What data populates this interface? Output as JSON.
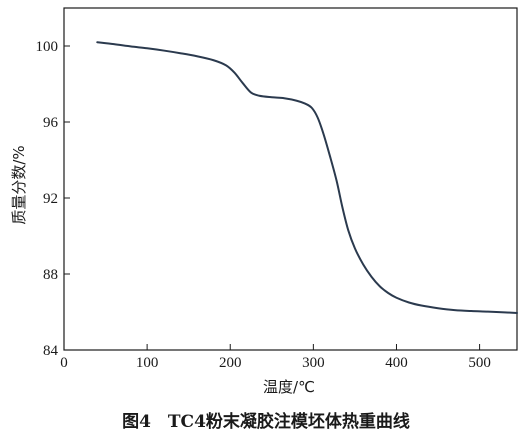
{
  "chart_data": {
    "type": "line",
    "caption": "图4　TC4粉末凝胶注模坯体热重曲线",
    "xlabel": "温度/℃",
    "ylabel": "质量分数/%",
    "xlim": [
      0,
      545
    ],
    "ylim": [
      84,
      102
    ],
    "x_ticks": [
      0,
      100,
      200,
      300,
      400,
      500
    ],
    "y_ticks": [
      84,
      88,
      92,
      96,
      100
    ],
    "grid": false,
    "series": [
      {
        "color": "#2b3a4e",
        "x": [
          40,
          60,
          80,
          100,
          120,
          140,
          160,
          180,
          195,
          205,
          215,
          225,
          235,
          250,
          265,
          280,
          290,
          298,
          305,
          312,
          320,
          328,
          335,
          342,
          350,
          360,
          370,
          380,
          390,
          400,
          415,
          430,
          450,
          470,
          490,
          510,
          530,
          545
        ],
        "y": [
          100.2,
          100.1,
          99.98,
          99.88,
          99.76,
          99.62,
          99.46,
          99.25,
          98.98,
          98.6,
          98.05,
          97.55,
          97.38,
          97.3,
          97.25,
          97.12,
          96.97,
          96.75,
          96.25,
          95.4,
          94.2,
          92.9,
          91.5,
          90.3,
          89.35,
          88.5,
          87.85,
          87.35,
          87.0,
          86.75,
          86.5,
          86.34,
          86.2,
          86.1,
          86.05,
          86.02,
          85.98,
          85.95
        ]
      }
    ]
  }
}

##############################

Quote each line of the listing exactly, but leave the pictures out.

What data populates this interface? Output as JSON.
{
  "chart_data": {
    "type": "line",
    "caption": "图4　TC4粉末凝胶注模坯体热重曲线",
    "xlabel": "温度/℃",
    "ylabel": "质量分数/%",
    "xlim": [
      0,
      545
    ],
    "ylim": [
      84,
      102
    ],
    "x_ticks": [
      0,
      100,
      200,
      300,
      400,
      500
    ],
    "y_ticks": [
      84,
      88,
      92,
      96,
      100
    ],
    "grid": false,
    "series": [
      {
        "color": "#2b3a4e",
        "x": [
          40,
          60,
          80,
          100,
          120,
          140,
          160,
          180,
          195,
          205,
          215,
          225,
          235,
          250,
          265,
          280,
          290,
          298,
          305,
          312,
          320,
          328,
          335,
          342,
          350,
          360,
          370,
          380,
          390,
          400,
          415,
          430,
          450,
          470,
          490,
          510,
          530,
          545
        ],
        "y": [
          100.2,
          100.1,
          99.98,
          99.88,
          99.76,
          99.62,
          99.46,
          99.25,
          98.98,
          98.6,
          98.05,
          97.55,
          97.38,
          97.3,
          97.25,
          97.12,
          96.97,
          96.75,
          96.25,
          95.4,
          94.2,
          92.9,
          91.5,
          90.3,
          89.35,
          88.5,
          87.85,
          87.35,
          87.0,
          86.75,
          86.5,
          86.34,
          86.2,
          86.1,
          86.05,
          86.02,
          85.98,
          85.95
        ]
      }
    ]
  }
}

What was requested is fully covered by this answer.